REQUIRED WORK: Copy every line of the data that contains the string "content".

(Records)
- - -

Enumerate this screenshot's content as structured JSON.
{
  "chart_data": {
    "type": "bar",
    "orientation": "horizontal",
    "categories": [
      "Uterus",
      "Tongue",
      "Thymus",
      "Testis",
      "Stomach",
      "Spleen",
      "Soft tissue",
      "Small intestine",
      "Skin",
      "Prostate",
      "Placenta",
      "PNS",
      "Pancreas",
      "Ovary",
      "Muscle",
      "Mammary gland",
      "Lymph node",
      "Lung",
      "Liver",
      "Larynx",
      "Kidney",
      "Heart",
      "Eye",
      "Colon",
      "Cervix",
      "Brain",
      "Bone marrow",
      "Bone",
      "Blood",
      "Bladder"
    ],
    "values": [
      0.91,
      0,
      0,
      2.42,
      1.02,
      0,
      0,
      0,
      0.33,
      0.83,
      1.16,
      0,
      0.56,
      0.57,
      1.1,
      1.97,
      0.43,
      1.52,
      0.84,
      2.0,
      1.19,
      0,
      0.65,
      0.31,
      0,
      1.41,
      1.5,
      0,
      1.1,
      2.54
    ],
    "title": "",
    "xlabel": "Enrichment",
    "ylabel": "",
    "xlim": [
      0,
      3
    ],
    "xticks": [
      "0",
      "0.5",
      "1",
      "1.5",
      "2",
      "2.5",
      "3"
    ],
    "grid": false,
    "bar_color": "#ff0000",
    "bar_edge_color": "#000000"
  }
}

- - -

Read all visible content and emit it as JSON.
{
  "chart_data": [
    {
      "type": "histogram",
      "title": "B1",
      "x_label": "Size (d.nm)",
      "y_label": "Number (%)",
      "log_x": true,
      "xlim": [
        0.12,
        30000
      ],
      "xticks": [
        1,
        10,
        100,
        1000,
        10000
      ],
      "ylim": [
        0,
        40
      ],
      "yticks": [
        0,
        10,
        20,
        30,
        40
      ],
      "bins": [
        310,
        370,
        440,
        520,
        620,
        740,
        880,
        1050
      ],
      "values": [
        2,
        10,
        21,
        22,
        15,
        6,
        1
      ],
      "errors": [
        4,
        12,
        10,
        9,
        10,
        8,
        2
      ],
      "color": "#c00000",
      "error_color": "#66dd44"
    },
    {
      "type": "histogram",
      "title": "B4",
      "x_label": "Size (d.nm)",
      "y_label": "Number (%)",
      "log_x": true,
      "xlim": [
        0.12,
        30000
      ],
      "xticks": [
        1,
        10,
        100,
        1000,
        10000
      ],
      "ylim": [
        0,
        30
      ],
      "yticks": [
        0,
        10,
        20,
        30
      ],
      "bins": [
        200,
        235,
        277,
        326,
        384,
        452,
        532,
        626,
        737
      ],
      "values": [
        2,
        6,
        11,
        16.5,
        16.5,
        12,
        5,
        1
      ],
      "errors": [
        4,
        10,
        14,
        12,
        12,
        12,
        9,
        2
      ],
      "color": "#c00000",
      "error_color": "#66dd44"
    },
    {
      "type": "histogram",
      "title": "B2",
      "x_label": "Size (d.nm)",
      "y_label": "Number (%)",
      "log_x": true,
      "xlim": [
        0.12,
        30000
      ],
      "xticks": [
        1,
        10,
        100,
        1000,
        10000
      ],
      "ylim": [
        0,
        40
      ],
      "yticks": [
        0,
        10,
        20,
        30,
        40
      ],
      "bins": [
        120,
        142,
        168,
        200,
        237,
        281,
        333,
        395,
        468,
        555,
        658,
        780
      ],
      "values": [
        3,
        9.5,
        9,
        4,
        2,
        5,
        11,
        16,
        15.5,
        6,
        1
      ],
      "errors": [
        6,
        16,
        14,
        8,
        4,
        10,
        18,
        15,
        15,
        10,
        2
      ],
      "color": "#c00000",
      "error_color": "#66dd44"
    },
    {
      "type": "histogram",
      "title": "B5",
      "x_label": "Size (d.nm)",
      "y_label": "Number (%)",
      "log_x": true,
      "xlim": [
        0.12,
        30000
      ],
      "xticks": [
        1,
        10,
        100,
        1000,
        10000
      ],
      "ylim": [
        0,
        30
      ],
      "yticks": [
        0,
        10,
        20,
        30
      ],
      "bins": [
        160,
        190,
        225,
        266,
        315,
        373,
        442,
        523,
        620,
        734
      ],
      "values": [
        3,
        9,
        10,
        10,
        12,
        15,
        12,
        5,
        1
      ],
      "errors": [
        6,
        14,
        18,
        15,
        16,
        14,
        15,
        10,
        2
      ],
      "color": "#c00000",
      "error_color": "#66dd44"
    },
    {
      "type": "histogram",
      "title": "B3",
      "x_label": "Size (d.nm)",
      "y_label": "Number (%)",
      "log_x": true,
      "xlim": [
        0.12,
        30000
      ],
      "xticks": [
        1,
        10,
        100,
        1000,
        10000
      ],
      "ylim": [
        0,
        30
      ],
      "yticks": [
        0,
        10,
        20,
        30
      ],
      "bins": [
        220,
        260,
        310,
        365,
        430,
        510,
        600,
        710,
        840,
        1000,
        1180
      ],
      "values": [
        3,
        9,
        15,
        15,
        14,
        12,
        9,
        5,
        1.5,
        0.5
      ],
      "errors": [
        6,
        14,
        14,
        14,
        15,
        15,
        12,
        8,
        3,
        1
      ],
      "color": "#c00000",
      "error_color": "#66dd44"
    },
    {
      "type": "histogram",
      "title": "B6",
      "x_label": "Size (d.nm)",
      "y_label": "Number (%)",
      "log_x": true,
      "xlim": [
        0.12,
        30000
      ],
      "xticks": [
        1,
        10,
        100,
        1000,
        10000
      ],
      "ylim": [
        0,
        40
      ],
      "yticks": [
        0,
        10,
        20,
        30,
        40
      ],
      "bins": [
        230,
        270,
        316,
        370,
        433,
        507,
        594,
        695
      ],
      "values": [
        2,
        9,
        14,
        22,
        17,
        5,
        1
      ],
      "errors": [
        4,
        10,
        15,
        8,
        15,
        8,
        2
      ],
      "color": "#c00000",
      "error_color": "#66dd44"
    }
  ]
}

- - -

WRITTEN ANSWER:
Enumerate this screenshot's content as structured JSON.
Read all visible content and emit it as JSON.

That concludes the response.